ACTIONS TO TAKE:
a: Could you translate the title line of the commit diff, "Make tracking fully instance-based by passing to engine adapter", into Spanish?
b: Can you echo the commit diff word for word, from "from sqlmesh.core.node import" up to and including "self.cursor._set_rowcount(query_results)"?
c: Would you proceed with the commit diff for query execution tracking, picking up right after its last line?

PASSAGE TO READ:
++++++
Make tracking fully instance-based by passing to engine adapter

treysp · treysp · commit 2bbbe75bd46b · 2025-08-26T10:28:45.000-05:00
diff --git a/.circleci/continue_config.yml b/.circleci/continue_config.yml
@@ -297,8 +297,8 @@ workflows:
           name: cloud_engine_<< matrix.engine >>
           context:
             - sqlmesh_cloud_database_integration
-          requires:
-            - engine_tests_docker
+          # requires:
+          #   - engine_tests_docker
           matrix:
             parameters:
               engine:
@@ -310,10 +310,10 @@ workflows:
                 - athena
                 - fabric
                 - gcp-postgres
-          filters:
-            branches:
-              only:
-                - main
+          # filters:
+          #   branches:
+          #     only:
+          #       - main
       - ui_style
       - ui_test
       - vscode_test
diff --git a/sqlmesh/core/engine_adapter/base.py b/sqlmesh/core/engine_adapter/base.py
@@ -135,6 +135,7 @@ def __init__(
         shared_connection: bool = False,
         correlation_id: t.Optional[CorrelationId] = None,
         schema_differ_overrides: t.Optional[t.Dict[str, t.Any]] = None,
+        query_execution_tracker: t.Optional[QueryExecutionTracker] = None,
         **kwargs: t.Any,
     ):
         self.dialect = dialect.lower() or self.DIALECT
@@ -158,6 +159,7 @@ def __init__(
         self._multithreaded = multithreaded
         self.correlation_id = correlation_id
         self._schema_differ_overrides = schema_differ_overrides
+        self._query_execution_tracker = query_execution_tracker
 
     def with_settings(self, **kwargs: t.Any) -> EngineAdapter:
         extra_kwargs = {
@@ -2448,15 +2450,17 @@ def _log_sql(
     def _record_execution_stats(
         self, sql: str, rowcount: t.Optional[int] = None, bytes_processed: t.Optional[int] = None
     ) -> None:
-        QueryExecutionTracker.record_execution(sql, rowcount, bytes_processed)
+        if self._query_execution_tracker:
+            self._query_execution_tracker.record_execution(sql, rowcount, bytes_processed)
 
     def _execute(self, sql: str, track_rows_processed: bool = False, **kwargs: t.Any) -> None:
         self.cursor.execute(sql, **kwargs)
 
         if (
             self.SUPPORTS_QUERY_EXECUTION_TRACKING
             and track_rows_processed
-            and QueryExecutionTracker.is_tracking()
+            and self._query_execution_tracker
+            and self._query_execution_tracker.is_tracking()
         ):
             if (
                 rowcount := getattr(self.cursor, "rowcount", None)
diff --git a/sqlmesh/core/engine_adapter/bigquery.py b/sqlmesh/core/engine_adapter/bigquery.py
@@ -23,7 +23,6 @@
 )
 from sqlmesh.core.node import IntervalUnit
 from sqlmesh.core.schema_diff import TableAlterOperation, NestedSupport
-from sqlmesh.core.snapshot.execution_tracker import QueryExecutionTracker
 from sqlmesh.utils import optional_import, get_source_columns_to_types
 from sqlmesh.utils.date import to_datetime
 from sqlmesh.utils.errors import SQLMeshError
@@ -1097,7 +1096,11 @@ def _execute(
         self.cursor._set_rowcount(query_results)
         self.cursor._set_description(query_results.schema)
++++++
DATASET EXTRACT:
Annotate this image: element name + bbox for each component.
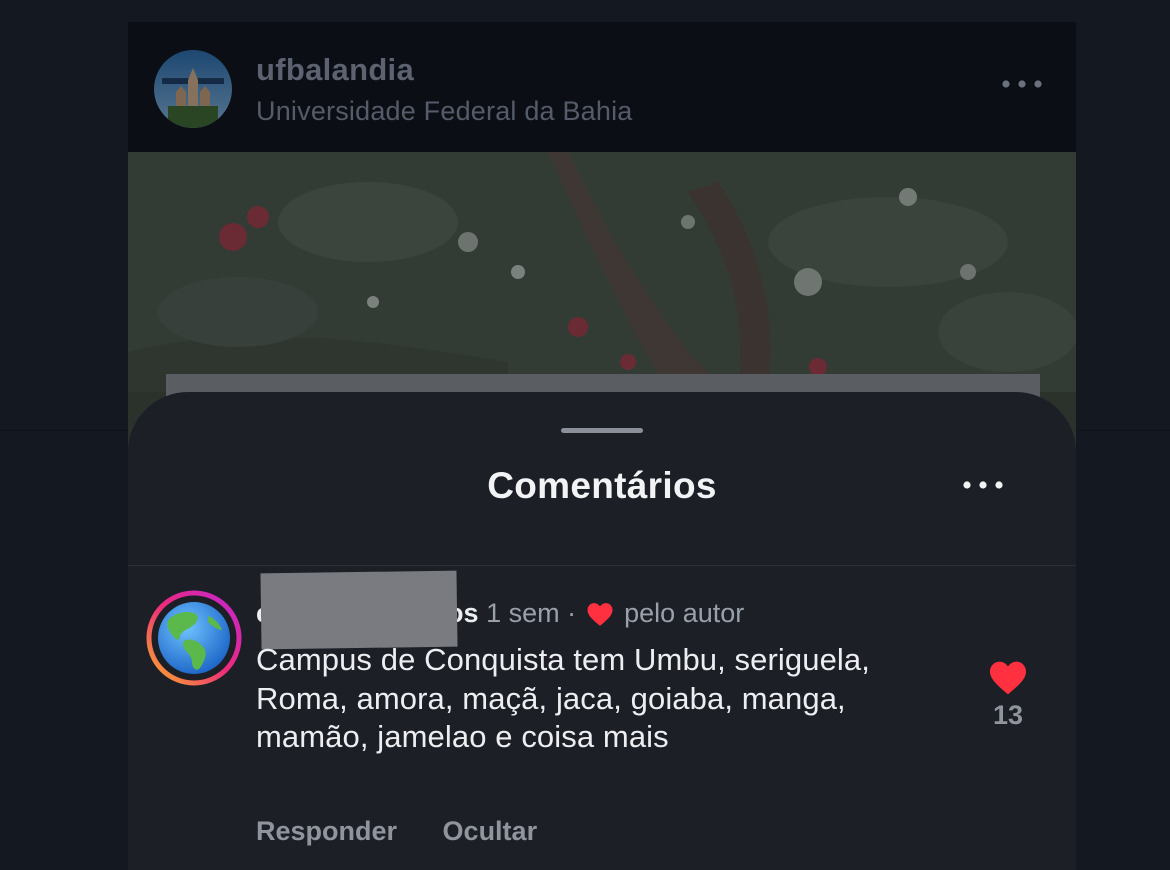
++++++
THE RESPONSES:
a: Hacer que el seguimiento esté totalmente basado en instancias pasándolo al adaptador del motor

b:
from sqlmesh.core.node import IntervalUnit
 from sqlmesh.core.schema_diff import TableAlterOperation, NestedSupport
-from sqlmesh.core.snapshot.execution_tracker import QueryExecutionTracker
 from sqlmesh.utils import optional_import, get_source_columns_to_types
 from sqlmesh.utils.date import to_datetime
 from sqlmesh.utils.errors import SQLMeshError
@@ -1097,7 +1096,11 @@ def _execute(
         self.cursor._set_rowcount(query_results)

c:
 
-        if track_rows_processed and QueryExecutionTracker.is_tracking():
+        if (
+            track_rows_processed
+            and self._query_execution_tracker
+            and self._query_execution_tracker.is_tracking()
+        ):
             num_rows = None
             if query_job.statement_type == "CREATE_TABLE_AS_SELECT":
                 # since table was just created, number rows in table == number rows processed
@@ -1106,7 +1109,9 @@ def _execute(
             elif query_job.statement_type in ["INSERT", "DELETE", "MERGE", "UPDATE"]:
                 num_rows = query_job.num_dml_affected_rows
 
-            QueryExecutionTracker.record_execution(sql, num_rows, query_job.total_bytes_processed)
+            self._query_execution_tracker.record_execution(
+                sql, num_rows, query_job.total_bytes_processed
+            )
 
     def _get_data_objects(
         self, schema_name: SchemaName, object_names: t.Optional[t.Set[str]] = None
diff --git a/sqlmesh/core/engine_adapter/snowflake.py b/sqlmesh/core/engine_adapter/snowflake.py
@@ -2,7 +2,6 @@
 
 import contextlib
 import logging
-import re
 import typing as t
 
 from sqlglot import exp
@@ -24,7 +23,6 @@
     SourceQuery,
     set_catalog,
 )
-from sqlmesh.core.snapshot.execution_tracker import QueryExecutionTracker
 from sqlmesh.utils import optional_import, get_source_columns_to_types
 from sqlmesh.utils.errors import SQLMeshError
 from sqlmesh.utils.pandas import columns_to_types_from_dtypes
@@ -189,7 +187,7 @@ def _create_table(
             table_description=table_description,
             column_descriptions=column_descriptions,
             table_kind=table_kind,
-            track_rows_processed=track_rows_processed,
+            track_rows_processed=False,
             **kwargs,
         )
 
@@ -667,41 +665,3 @@ def close(self) -> t.Any:
             self._connection_pool.set_attribute(self.SNOWPARK, None)
 
         return super().close()
-
-    def _record_execution_stats(
-        self, sql: str, rowcount: t.Optional[int] = None, bytes_processed: t.Optional[int] = None
-    ) -> None:
-        """Snowflake does not report row counts for CTAS like other DML operations.
-
-        They neither report the sentinel value -1 nor do they report 0 rows. Instead, they report a rowcount
-        of 1 and return a single data row containing one of the strings:
-          - "Table <table_name> successfully created."
-          - "<table_name> already exists, statement succeeded."
-
-        We do not want to record the incorrect row count of 1, so we check whether that row contains the table
-        successfully created string. If so, we return early and do not record the row count.
-
-        Ref: https://github.com/snowflakedb/snowflake-connector-python/issues/645
-        """
-        if rowcount == 1:
-            results = self.cursor.fetchone()
-            if results:
-                try:
-                    results_str = str(results[0])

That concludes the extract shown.